§ **Exercise**
Below is some material; set it all down exactly, apart from the pictures.
++++++++++
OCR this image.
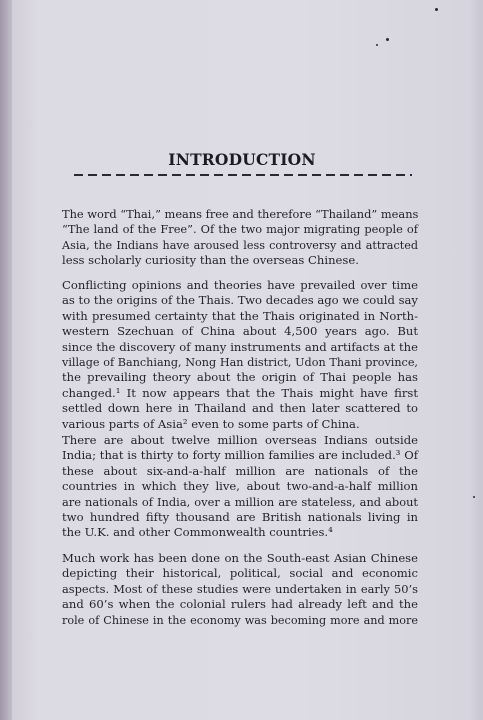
INTRODUCTION
The word “Thai,” means free and therefore “Thailand” means
“The land of the Free”. Of the two major migrating people of
Asia, the Indians have aroused less controversy and attracted
less scholarly curiosity than the overseas Chinese.
Conflicting opinions and theories have prevailed over time
as to the origins of the Thais. Two decades ago we could say
with presumed certainty that the Thais originated in North-
western Szechuan of China about 4,500 years ago. But
since the discovery of many instruments and artifacts at the
village of Banchiang, Nong Han district, Udon Thani province,
the prevailing theory about the origin of Thai people has
changed.¹ It now appears that the Thais might have first
settled down here in Thailand and then later scattered to
various parts of Asia² even to some parts of China.
There are about twelve million overseas Indians outside
India; that is thirty to forty million families are included.³ Of
these about six-and-a-half million are nationals of the
countries in which they live, about two-and-a-half million
are nationals of India, over a million are stateless, and about
two hundred fifty thousand are British nationals living in
the U.K. and other Commonwealth countries.⁴
Much work has been done on the South-east Asian Chinese
depicting their historical, political, social and economic
aspects. Most of these studies were undertaken in early 50’s
and 60’s when the colonial rulers had already left and the
role of Chinese in the economy was becoming more and more
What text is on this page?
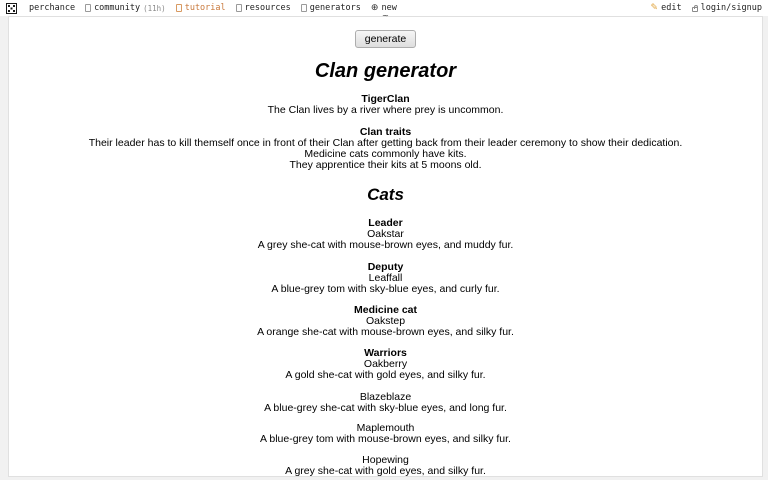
perchance community (11h) tutorial resources generators ⊕ new	✎ edit login/signup
~
generate
Clan generator
TigerClan
The Clan lives by a river where prey is uncommon.
Clan traits
Their leader has to kill themself once in front of their Clan after getting back from their leader ceremony to show their dedication.
Medicine cats commonly have kits.
They apprentice their kits at 5 moons old.
Cats
Leader
Oakstar
A grey she-cat with mouse-brown eyes, and muddy fur.
Deputy
Leaffall
A blue-grey tom with sky-blue eyes, and curly fur.
Medicine cat
Oakstep
A orange she-cat with mouse-brown eyes, and silky fur.
Warriors
Oakberry
A gold she-cat with gold eyes, and silky fur.
Blazeblaze
A blue-grey she-cat with sky-blue eyes, and long fur.
Maplemouth
A blue-grey tom with mouse-brown eyes, and silky fur.
Hopewing
A grey she-cat with gold eyes, and silky fur.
++++++++++
§ **Task response**
OCR this image.
INTRODUCTION
The word “Thai,” means free and therefore “Thailand” means
“The land of the Free”. Of the two major migrating people of
Asia, the Indians have aroused less controversy and attracted
less scholarly curiosity than the overseas Chinese.
Conflicting opinions and theories have prevailed over time
as to the origins of the Thais. Two decades ago we could say
with presumed certainty that the Thais originated in North-
western Szechuan of China about 4,500 years ago. But
since the discovery of many instruments and artifacts at the
village of Banchiang, Nong Han district, Udon Thani province,
the prevailing theory about the origin of Thai people has
changed.¹ It now appears that the Thais might have first
settled down here in Thailand and then later scattered to
various parts of Asia² even to some parts of China.
There are about twelve million overseas Indians outside
India; that is thirty to forty million families are included.³ Of
these about six-and-a-half million are nationals of the
countries in which they live, about two-and-a-half million
are nationals of India, over a million are stateless, and about
two hundred fifty thousand are British nationals living in
the U.K. and other Commonwealth countries.⁴
Much work has been done on the South-east Asian Chinese
depicting their historical, political, social and economic
aspects. Most of these studies were undertaken in early 50’s
and 60’s when the colonial rulers had already left and the
role of Chinese in the economy was becoming more and more
What text is on this page?
perchance community (11h) tutorial resources generators ⊕ new	✎ edit login/signup
~
generate
Clan generator
TigerClan
The Clan lives by a river where prey is uncommon.
Clan traits
Their leader has to kill themself once in front of their Clan after getting back from their leader ceremony to show their dedication.
Medicine cats commonly have kits.
They apprentice their kits at 5 moons old.
Cats
Leader
Oakstar
A grey she-cat with mouse-brown eyes, and muddy fur.
Deputy
Leaffall
A blue-grey tom with sky-blue eyes, and curly fur.
Medicine cat
Oakstep
A orange she-cat with mouse-brown eyes, and silky fur.
Warriors
Oakberry
A gold she-cat with gold eyes, and silky fur.
Blazeblaze
A blue-grey she-cat with sky-blue eyes, and long fur.
Maplemouth
A blue-grey tom with mouse-brown eyes, and silky fur.
Hopewing
A grey she-cat with gold eyes, and silky fur.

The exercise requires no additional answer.